EXERCISE DIRECTIONS:
Write out every entry exactly as it stands.

[Source data]
# # # #

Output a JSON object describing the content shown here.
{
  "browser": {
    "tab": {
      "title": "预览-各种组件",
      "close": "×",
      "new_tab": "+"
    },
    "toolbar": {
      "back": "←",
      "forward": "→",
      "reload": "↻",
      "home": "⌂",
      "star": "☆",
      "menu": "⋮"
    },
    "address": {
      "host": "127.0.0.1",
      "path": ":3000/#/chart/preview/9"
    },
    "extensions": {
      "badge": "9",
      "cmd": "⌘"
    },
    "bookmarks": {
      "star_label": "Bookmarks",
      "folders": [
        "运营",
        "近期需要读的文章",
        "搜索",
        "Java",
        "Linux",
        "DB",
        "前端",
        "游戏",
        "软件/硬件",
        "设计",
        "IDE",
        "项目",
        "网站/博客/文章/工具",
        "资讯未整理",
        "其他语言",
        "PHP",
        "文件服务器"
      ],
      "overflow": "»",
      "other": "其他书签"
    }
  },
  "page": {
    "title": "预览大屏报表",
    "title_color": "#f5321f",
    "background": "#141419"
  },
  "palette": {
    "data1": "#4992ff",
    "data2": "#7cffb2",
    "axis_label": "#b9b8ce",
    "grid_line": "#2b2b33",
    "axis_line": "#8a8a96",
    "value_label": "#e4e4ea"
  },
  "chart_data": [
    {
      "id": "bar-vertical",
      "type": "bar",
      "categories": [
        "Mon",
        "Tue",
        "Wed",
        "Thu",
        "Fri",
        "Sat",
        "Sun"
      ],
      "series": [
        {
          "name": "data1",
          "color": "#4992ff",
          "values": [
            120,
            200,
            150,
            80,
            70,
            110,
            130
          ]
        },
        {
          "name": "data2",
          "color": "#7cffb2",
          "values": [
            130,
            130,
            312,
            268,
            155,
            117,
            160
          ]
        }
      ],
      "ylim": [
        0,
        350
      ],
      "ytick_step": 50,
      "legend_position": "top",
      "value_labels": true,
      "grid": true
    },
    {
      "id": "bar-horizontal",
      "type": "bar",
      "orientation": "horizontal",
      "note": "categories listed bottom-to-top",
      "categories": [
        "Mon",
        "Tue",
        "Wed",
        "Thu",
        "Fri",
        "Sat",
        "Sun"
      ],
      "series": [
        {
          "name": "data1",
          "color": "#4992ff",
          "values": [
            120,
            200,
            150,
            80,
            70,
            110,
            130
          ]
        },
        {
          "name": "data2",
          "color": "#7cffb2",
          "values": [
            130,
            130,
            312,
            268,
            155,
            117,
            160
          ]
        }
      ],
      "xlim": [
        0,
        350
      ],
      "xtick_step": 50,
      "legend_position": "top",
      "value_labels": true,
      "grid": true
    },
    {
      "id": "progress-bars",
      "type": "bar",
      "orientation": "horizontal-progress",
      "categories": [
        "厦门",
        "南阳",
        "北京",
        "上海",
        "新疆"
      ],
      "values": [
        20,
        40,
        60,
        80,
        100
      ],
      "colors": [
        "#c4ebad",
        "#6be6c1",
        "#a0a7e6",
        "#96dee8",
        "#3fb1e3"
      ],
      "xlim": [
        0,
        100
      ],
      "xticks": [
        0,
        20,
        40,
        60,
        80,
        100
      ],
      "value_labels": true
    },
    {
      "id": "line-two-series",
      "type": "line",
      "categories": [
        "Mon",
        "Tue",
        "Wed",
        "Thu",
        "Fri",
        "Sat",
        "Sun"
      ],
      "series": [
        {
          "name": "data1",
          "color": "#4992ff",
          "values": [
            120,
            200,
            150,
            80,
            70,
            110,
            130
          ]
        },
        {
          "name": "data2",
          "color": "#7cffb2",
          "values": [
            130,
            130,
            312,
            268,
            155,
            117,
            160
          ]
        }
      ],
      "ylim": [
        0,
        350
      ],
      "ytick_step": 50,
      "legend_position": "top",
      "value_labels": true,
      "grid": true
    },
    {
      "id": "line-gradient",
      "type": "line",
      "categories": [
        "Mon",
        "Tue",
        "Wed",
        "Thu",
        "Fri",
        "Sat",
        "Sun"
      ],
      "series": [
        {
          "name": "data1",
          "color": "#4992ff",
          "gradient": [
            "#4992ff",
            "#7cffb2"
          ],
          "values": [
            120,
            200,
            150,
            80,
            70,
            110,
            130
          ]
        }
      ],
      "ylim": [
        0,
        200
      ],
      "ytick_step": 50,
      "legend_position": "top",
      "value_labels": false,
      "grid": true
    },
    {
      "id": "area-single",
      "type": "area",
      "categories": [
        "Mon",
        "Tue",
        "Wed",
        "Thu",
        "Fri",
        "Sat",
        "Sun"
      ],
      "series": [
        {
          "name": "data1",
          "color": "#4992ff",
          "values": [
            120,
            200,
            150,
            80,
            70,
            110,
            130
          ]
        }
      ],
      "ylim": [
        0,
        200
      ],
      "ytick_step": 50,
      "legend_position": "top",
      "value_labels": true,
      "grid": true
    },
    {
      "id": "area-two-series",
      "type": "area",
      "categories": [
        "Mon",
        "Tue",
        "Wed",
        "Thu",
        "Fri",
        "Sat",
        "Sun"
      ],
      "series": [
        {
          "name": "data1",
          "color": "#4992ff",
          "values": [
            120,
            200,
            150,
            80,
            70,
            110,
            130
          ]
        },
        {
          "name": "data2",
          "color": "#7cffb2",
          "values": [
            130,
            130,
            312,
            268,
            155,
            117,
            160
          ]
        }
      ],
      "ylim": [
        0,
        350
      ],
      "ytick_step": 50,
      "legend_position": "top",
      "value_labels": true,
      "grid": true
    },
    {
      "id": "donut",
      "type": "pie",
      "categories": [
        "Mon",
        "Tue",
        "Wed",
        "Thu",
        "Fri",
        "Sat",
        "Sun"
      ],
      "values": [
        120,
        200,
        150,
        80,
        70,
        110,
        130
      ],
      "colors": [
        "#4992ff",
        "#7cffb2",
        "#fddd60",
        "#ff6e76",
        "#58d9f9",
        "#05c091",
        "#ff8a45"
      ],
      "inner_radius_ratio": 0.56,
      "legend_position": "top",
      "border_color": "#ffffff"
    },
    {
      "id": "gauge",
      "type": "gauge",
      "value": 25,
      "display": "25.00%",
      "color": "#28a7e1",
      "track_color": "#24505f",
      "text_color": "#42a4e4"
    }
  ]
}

# # # #

EXERCISE RESULT:
Output a JSON object describing the content shown here.
{
  "browser": {
    "tab": {
      "title": "预览-各种组件",
      "close": "×",
      "new_tab": "+"
    },
    "toolbar": {
      "back": "←",
      "forward": "→",
      "reload": "↻",
      "home": "⌂",
      "star": "☆",
      "menu": "⋮"
    },
    "address": {
      "host": "127.0.0.1",
      "path": ":3000/#/chart/preview/9"
    },
    "extensions": {
      "badge": "9",
      "cmd": "⌘"
    },
    "bookmarks": {
      "star_label": "Bookmarks",
      "folders": [
        "运营",
        "近期需要读的文章",
        "搜索",
        "Java",
        "Linux",
        "DB",
        "前端",
        "游戏",
        "软件/硬件",
        "设计",
        "IDE",
        "项目",
        "网站/博客/文章/工具",
        "资讯未整理",
        "其他语言",
        "PHP",
        "文件服务器"
      ],
      "overflow": "»",
      "other": "其他书签"
    }
  },
  "page": {
    "title": "预览大屏报表",
    "title_color": "#f5321f",
    "background": "#141419"
  },
  "palette": {
    "data1": "#4992ff",
    "data2": "#7cffb2",
    "axis_label": "#b9b8ce",
    "grid_line": "#2b2b33",
    "axis_line": "#8a8a96",
    "value_label": "#e4e4ea"
  },
  "chart_data": [
    {
      "id": "bar-vertical",
      "type": "bar",
      "categories": [
        "Mon",
        "Tue",
        "Wed",
        "Thu",
        "Fri",
        "Sat",
        "Sun"
      ],
      "series": [
        {
          "name": "data1",
          "color": "#4992ff",
          "values": [
            120,
            200,
            150,
            80,
            70,
            110,
            130
          ]
        },
        {
          "name": "data2",
          "color": "#7cffb2",
          "values": [
            130,
            130,
            312,
            268,
            155,
            117,
            160
          ]
        }
      ],
      "ylim": [
        0,
        350
      ],
      "ytick_step": 50,
      "legend_position": "top",
      "value_labels": true,
      "grid": true
    },
    {
      "id": "bar-horizontal",
      "type": "bar",
      "orientation": "horizontal",
      "note": "categories listed bottom-to-top",
      "categories": [
        "Mon",
        "Tue",
        "Wed",
        "Thu",
        "Fri",
        "Sat",
        "Sun"
      ],
      "series": [
        {
          "name": "data1",
          "color": "#4992ff",
          "values": [
            120,
            200,
            150,
            80,
            70,
            110,
            130
          ]
        },
        {
          "name": "data2",
          "color": "#7cffb2",
          "values": [
            130,
            130,
            312,
            268,
            155,
            117,
            160
          ]
        }
      ],
      "xlim": [
        0,
        350
      ],
      "xtick_step": 50,
      "legend_position": "top",
      "value_labels": true,
      "grid": true
    },
    {
      "id": "progress-bars",
      "type": "bar",
      "orientation": "horizontal-progress",
      "categories": [
        "厦门",
        "南阳",
        "北京",
        "上海",
        "新疆"
      ],
      "values": [
        20,
        40,
        60,
        80,
        100
      ],
      "colors": [
        "#c4ebad",
        "#6be6c1",
        "#a0a7e6",
        "#96dee8",
        "#3fb1e3"
      ],
      "xlim": [
        0,
        100
      ],
      "xticks": [
        0,
        20,
        40,
        60,
        80,
        100
      ],
      "value_labels": true
    },
    {
      "id": "line-two-series",
      "type": "line",
      "categories": [
        "Mon",
        "Tue",
        "Wed",
        "Thu",
        "Fri",
        "Sat",
        "Sun"
      ],
      "series": [
        {
          "name": "data1",
          "color": "#4992ff",
          "values": [
            120,
            200,
            150,
            80,
            70,
            110,
            130
          ]
        },
        {
          "name": "data2",
          "color": "#7cffb2",
          "values": [
            130,
            130,
            312,
            268,
            155,
            117,
            160
          ]
        }
      ],
      "ylim": [
        0,
        350
      ],
      "ytick_step": 50,
      "legend_position": "top",
      "value_labels": true,
      "grid": true
    },
    {
      "id": "line-gradient",
      "type": "line",
      "categories": [
        "Mon",
        "Tue",
        "Wed",
        "Thu",
        "Fri",
        "Sat",
        "Sun"
      ],
      "series": [
        {
          "name": "data1",
          "color": "#4992ff",
          "gradient": [
            "#4992ff",
            "#7cffb2"
          ],
          "values": [
            120,
            200,
            150,
            80,
            70,
            110,
            130
          ]
        }
      ],
      "ylim": [
        0,
        200
      ],
      "ytick_step": 50,
      "legend_position": "top",
      "value_labels": false,
      "grid": true
    },
    {
      "id": "area-single",
      "type": "area",
      "categories": [
        "Mon",
        "Tue",
        "Wed",
        "Thu",
        "Fri",
        "Sat",
        "Sun"
      ],
      "series": [
        {
          "name": "data1",
          "color": "#4992ff",
          "values": [
            120,
            200,
            150,
            80,
            70,
            110,
            130
          ]
        }
      ],
      "ylim": [
        0,
        200
      ],
      "ytick_step": 50,
      "legend_position": "top",
      "value_labels": true,
      "grid": true
    },
    {
      "id": "area-two-series",
      "type": "area",
      "categories": [
        "Mon",
        "Tue",
        "Wed",
        "Thu",
        "Fri",
        "Sat",
        "Sun"
      ],
      "series": [
        {
          "name": "data1",
          "color": "#4992ff",
          "values": [
            120,
            200,
            150,
            80,
            70,
            110,
            130
          ]
        },
        {
          "name": "data2",
          "color": "#7cffb2",
          "values": [
            130,
            130,
            312,
            268,
            155,
            117,
            160
          ]
        }
      ],
      "ylim": [
        0,
        350
      ],
      "ytick_step": 50,
      "legend_position": "top",
      "value_labels": true,
      "grid": true
    },
    {
      "id": "donut",
      "type": "pie",
      "categories": [
        "Mon",
        "Tue",
        "Wed",
        "Thu",
        "Fri",
        "Sat",
        "Sun"
      ],
      "values": [
        120,
        200,
        150,
        80,
        70,
        110,
        130
      ],
      "colors": [
        "#4992ff",
        "#7cffb2",
        "#fddd60",
        "#ff6e76",
        "#58d9f9",
        "#05c091",
        "#ff8a45"
      ],
      "inner_radius_ratio": 0.56,
      "legend_position": "top",
      "border_color": "#ffffff"
    },
    {
      "id": "gauge",
      "type": "gauge",
      "value": 25,
      "display": "25.00%",
      "color": "#28a7e1",
      "track_color": "#24505f",
      "text_color": "#42a4e4"
    }
  ]
}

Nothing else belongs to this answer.